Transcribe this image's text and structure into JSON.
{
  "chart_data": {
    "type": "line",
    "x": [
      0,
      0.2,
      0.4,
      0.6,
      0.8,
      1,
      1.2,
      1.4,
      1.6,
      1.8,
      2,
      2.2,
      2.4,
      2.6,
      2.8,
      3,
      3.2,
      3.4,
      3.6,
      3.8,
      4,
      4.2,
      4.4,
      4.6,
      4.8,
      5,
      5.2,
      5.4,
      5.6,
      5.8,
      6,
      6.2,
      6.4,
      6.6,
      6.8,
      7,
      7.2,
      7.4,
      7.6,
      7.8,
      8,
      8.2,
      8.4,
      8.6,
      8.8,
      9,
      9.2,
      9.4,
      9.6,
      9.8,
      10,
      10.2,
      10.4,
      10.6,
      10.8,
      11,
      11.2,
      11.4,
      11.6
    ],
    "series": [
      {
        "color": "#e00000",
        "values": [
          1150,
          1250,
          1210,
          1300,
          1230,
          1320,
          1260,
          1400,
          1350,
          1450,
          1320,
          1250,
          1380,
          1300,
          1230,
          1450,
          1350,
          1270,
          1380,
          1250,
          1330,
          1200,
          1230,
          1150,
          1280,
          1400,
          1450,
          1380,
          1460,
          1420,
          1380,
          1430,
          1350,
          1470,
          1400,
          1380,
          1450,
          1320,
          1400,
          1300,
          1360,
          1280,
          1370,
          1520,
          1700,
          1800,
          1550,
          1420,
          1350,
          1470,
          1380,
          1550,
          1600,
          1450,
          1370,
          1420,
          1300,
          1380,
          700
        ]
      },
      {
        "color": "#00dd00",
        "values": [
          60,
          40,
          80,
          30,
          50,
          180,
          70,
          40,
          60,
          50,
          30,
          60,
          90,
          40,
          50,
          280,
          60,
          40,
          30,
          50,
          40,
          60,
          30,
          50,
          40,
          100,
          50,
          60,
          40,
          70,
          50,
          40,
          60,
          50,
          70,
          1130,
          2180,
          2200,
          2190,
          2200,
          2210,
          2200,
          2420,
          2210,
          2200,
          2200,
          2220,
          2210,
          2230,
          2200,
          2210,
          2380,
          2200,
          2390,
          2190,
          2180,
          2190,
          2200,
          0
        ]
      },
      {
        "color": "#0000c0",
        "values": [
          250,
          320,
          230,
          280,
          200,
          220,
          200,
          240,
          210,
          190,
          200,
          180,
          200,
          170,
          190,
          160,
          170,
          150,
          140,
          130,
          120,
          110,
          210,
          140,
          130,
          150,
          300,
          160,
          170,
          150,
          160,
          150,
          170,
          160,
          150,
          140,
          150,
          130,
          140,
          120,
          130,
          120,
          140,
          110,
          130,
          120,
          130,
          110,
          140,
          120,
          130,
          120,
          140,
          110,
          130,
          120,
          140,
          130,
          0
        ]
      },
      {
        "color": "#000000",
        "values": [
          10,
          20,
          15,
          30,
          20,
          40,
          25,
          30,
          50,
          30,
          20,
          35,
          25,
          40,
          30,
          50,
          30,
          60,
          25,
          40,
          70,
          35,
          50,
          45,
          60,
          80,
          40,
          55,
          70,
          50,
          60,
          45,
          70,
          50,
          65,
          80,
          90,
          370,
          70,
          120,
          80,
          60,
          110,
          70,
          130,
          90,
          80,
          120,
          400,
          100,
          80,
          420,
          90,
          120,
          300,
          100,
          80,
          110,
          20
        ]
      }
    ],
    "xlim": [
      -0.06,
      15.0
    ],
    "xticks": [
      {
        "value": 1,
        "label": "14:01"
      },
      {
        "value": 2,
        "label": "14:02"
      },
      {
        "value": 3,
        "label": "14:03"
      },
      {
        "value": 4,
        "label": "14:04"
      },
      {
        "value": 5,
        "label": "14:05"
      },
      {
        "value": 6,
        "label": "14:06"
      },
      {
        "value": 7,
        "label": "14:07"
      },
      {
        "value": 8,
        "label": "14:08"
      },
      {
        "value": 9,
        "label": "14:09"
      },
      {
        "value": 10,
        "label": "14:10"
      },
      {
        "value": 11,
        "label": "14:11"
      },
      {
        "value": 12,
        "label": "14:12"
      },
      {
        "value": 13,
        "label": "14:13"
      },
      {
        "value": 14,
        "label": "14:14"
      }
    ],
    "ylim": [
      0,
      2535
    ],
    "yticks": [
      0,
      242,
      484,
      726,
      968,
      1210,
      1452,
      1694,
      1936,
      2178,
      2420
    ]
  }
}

■ ■ ■ ■ ■ ■ ■

YOUR OBJECTIVE: Using the listing above, show each line holding the string "color".

WRITTEN ANSWER:
        "color": "#e00000",
        "color": "#00dd00",
        "color": "#0000c0",
        "color": "#000000",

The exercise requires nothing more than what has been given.